THE PROBLEM - Retype the records below word for word and omit any image.
┌──
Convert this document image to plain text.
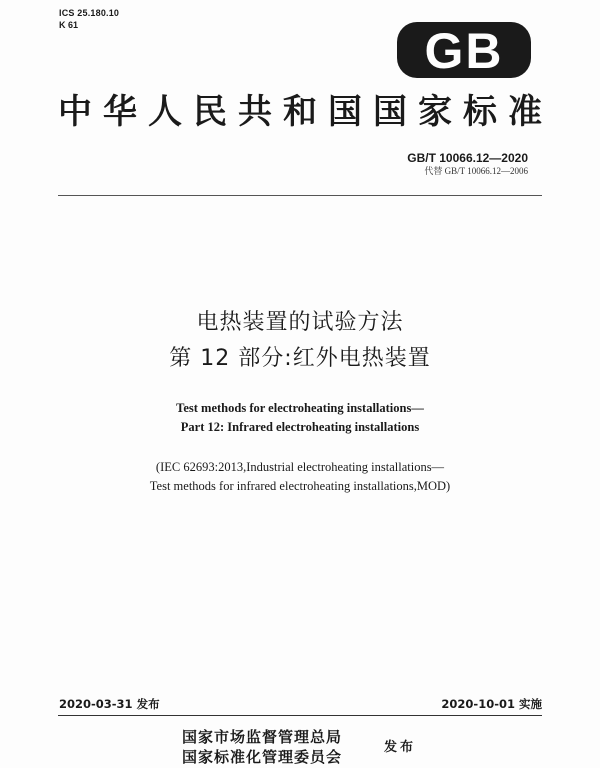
ICS 25.180.10
K 61	GB
中华人民共和国国家标准
GB/T 10066.12—2020
代替 GB/T 10066.12—2006
电热装置的试验方法
第 12 部分:红外电热装置
Test methods for electroheating installations—
Part 12: Infrared electroheating installations
(IEC 62693:2013,Industrial electroheating installations—
Test methods for infrared electroheating installations,MOD)
2020-03-31 发布	2020-10-01 实施
国家市场监督管理总局
国家标准化管理委员会
发布
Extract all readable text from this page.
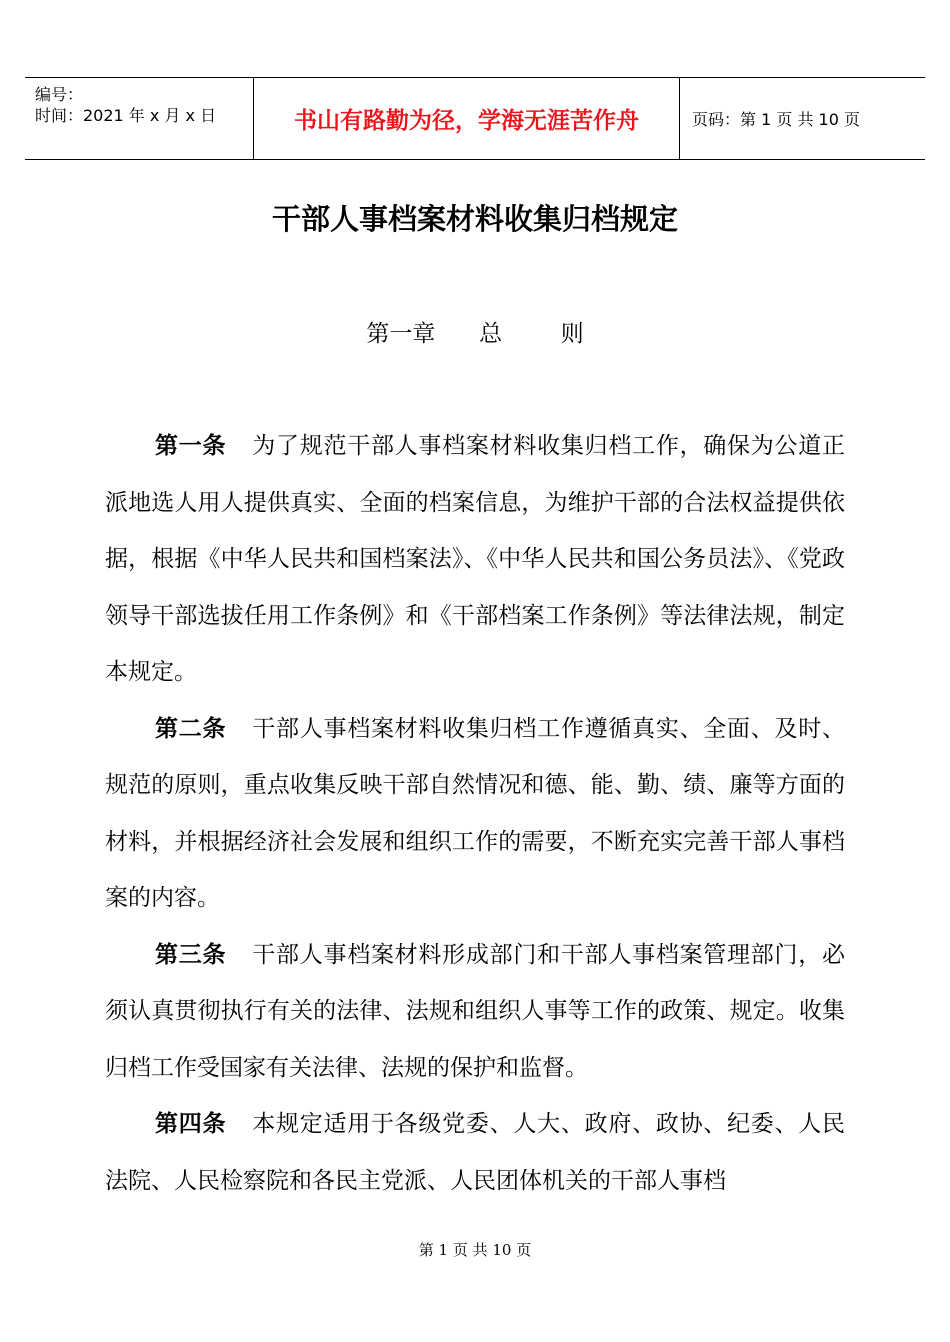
编号：
时间：2021 年 x 月 x 日	书山有路勤为径，学海无涯苦作舟	页码：第 1 页 共 10 页
干部人事档案材料收集归档规定
第一章      总        则

第一条 为了规范干部人事档案材料收集归档工作，确保为公道正派地选人用人提供真实、全面的档案信息，为维护干部的合法权益提供依据，根据《中华人民共和国档案法》、《中华人民共和国公务员法》、《党政领导干部选拔任用工作条例》和《干部档案工作条例》等法律法规，制定本规定。

第二条 干部人事档案材料收集归档工作遵循真实、全面、及时、规范的原则，重点收集反映干部自然情况和德、能、勤、绩、廉等方面的材料，并根据经济社会发展和组织工作的需要，不断充实完善干部人事档案的内容。

第三条 干部人事档案材料形成部门和干部人事档案管理部门，必须认真贯彻执行有关的法律、法规和组织人事等工作的政策、规定。收集归档工作受国家有关法律、法规的保护和监督。

第四条 本规定适用于各级党委、人大、政府、政协、纪委、人民法院、人民检察院和各民主党派、人民团体机关的干部人事档

第 1 页 共 10 页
└──
OUTPUT BELOW -
Convert this document image to plain text.
ICS 25.180.10
K 61	GB
中华人民共和国国家标准
GB/T 10066.12—2020
代替 GB/T 10066.12—2006
电热装置的试验方法
第 12 部分:红外电热装置
Test methods for electroheating installations—
Part 12: Infrared electroheating installations
(IEC 62693:2013,Industrial electroheating installations—
Test methods for infrared electroheating installations,MOD)
2020-03-31 发布	2020-10-01 实施
国家市场监督管理总局
国家标准化管理委员会
发布
Extract all readable text from this page.
编号：
时间：2021 年 x 月 x 日	书山有路勤为径，学海无涯苦作舟	页码：第 1 页 共 10 页
干部人事档案材料收集归档规定
第一章      总        则

第一条 为了规范干部人事档案材料收集归档工作，确保为公道正派地选人用人提供真实、全面的档案信息，为维护干部的合法权益提供依据，根据《中华人民共和国档案法》、《中华人民共和国公务员法》、《党政领导干部选拔任用工作条例》和《干部档案工作条例》等法律法规，制定本规定。

第二条 干部人事档案材料收集归档工作遵循真实、全面、及时、规范的原则，重点收集反映干部自然情况和德、能、勤、绩、廉等方面的材料，并根据经济社会发展和组织工作的需要，不断充实完善干部人事档案的内容。

第三条 干部人事档案材料形成部门和干部人事档案管理部门，必须认真贯彻执行有关的法律、法规和组织人事等工作的政策、规定。收集归档工作受国家有关法律、法规的保护和监督。

第四条 本规定适用于各级党委、人大、政府、政协、纪委、人民法院、人民检察院和各民主党派、人民团体机关的干部人事档

第 1 页 共 10 页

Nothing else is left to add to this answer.